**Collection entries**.
★ ★ ★ ★
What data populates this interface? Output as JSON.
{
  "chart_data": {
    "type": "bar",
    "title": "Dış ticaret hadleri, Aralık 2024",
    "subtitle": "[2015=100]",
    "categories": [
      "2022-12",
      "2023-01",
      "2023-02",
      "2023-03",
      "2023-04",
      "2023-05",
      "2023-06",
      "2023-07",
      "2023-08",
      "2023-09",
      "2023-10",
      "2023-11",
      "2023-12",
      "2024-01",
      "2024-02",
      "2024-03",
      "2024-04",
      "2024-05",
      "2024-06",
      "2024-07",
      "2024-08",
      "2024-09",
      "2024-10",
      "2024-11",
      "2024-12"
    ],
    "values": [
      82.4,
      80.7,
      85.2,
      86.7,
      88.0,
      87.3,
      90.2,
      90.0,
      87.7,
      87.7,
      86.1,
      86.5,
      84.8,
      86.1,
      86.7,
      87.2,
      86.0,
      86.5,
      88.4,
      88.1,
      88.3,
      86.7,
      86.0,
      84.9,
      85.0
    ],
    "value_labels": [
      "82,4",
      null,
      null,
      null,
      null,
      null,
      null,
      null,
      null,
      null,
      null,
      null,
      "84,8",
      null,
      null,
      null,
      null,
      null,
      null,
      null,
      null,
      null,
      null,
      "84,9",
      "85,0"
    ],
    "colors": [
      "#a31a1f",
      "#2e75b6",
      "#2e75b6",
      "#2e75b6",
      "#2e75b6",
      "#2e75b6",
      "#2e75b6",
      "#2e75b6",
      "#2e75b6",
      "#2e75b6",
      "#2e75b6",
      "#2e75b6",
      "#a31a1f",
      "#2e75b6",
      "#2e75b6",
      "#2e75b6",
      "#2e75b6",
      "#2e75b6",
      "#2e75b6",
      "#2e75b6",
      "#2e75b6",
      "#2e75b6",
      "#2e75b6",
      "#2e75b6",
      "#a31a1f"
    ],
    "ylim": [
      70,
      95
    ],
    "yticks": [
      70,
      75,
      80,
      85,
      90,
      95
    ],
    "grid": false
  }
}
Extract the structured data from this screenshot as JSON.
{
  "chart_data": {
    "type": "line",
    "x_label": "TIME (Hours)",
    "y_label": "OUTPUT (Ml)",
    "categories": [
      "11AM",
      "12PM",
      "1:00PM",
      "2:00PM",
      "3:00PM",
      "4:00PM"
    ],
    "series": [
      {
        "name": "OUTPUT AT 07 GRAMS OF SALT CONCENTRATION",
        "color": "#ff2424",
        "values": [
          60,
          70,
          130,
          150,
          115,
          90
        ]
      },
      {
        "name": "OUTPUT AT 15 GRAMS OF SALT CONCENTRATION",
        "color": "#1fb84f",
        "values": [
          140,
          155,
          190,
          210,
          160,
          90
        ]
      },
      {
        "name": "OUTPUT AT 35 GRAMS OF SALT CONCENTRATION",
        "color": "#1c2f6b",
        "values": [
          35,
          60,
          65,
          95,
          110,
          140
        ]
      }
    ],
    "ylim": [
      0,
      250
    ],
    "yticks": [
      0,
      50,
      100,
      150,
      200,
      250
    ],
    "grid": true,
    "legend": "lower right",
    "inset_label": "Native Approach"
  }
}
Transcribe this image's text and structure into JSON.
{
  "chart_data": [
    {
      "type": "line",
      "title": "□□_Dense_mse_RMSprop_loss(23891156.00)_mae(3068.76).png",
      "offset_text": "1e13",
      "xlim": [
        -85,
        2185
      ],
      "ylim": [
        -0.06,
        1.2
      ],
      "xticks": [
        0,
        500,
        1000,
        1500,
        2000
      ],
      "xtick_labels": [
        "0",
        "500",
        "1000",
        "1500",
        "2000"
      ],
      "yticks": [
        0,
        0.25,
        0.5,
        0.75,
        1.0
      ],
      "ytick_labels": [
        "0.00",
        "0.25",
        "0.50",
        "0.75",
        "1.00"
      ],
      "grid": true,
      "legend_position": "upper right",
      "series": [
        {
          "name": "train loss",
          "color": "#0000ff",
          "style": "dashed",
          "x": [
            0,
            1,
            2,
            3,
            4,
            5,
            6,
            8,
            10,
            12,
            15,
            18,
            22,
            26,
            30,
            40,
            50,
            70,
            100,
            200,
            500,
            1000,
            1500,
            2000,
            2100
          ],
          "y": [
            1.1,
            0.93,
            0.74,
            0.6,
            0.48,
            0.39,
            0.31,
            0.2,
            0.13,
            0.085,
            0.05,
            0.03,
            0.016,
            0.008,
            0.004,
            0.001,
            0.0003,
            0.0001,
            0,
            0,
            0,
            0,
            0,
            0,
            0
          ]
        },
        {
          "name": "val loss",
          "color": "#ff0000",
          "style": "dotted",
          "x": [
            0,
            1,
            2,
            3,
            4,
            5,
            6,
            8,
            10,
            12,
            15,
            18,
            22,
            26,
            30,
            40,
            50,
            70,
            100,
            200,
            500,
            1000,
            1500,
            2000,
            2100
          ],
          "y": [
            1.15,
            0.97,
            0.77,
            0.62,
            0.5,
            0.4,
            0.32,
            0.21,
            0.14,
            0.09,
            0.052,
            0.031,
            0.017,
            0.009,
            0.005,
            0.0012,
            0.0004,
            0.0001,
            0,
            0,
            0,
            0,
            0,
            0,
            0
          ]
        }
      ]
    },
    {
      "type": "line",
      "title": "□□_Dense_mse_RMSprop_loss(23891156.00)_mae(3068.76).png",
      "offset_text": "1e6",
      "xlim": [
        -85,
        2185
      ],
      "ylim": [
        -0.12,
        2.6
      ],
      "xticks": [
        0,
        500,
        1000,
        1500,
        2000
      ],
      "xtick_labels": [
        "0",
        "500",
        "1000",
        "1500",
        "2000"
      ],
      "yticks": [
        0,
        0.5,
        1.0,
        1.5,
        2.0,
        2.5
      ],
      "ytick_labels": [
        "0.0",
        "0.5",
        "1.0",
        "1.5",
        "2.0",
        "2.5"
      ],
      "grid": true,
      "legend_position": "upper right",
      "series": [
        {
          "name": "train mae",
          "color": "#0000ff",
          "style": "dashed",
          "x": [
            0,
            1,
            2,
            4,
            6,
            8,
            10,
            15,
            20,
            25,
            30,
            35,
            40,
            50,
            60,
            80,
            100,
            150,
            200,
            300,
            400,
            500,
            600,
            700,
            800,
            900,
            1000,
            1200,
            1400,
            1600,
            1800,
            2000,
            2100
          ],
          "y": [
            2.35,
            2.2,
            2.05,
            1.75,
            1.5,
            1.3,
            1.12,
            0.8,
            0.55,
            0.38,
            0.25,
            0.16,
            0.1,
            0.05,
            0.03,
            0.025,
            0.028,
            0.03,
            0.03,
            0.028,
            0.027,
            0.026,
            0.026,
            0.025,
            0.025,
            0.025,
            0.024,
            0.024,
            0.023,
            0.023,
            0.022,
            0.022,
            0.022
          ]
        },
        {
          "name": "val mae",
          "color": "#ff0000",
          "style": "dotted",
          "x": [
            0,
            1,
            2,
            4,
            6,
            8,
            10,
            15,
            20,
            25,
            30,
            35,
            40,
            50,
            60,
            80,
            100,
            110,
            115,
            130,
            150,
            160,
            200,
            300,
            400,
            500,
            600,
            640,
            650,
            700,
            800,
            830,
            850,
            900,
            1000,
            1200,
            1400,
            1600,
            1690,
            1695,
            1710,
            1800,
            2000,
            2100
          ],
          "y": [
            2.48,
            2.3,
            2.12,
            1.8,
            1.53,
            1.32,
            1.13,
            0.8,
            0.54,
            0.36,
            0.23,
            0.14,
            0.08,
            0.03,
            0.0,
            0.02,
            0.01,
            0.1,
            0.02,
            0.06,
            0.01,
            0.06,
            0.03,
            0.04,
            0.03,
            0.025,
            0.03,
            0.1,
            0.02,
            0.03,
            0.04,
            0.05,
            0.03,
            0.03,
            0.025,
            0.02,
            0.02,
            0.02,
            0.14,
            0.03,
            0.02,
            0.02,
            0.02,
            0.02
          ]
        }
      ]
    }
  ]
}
★ ★ ★ ★
**EXERCISE BRIEF**.
From the entries, report each line that includes the word "this".

**ANSWER TO THE TASK**.
What data populates this interface? Output as JSON.
Extract the structured data from this screenshot as JSON.
Transcribe this image's text and structure into JSON.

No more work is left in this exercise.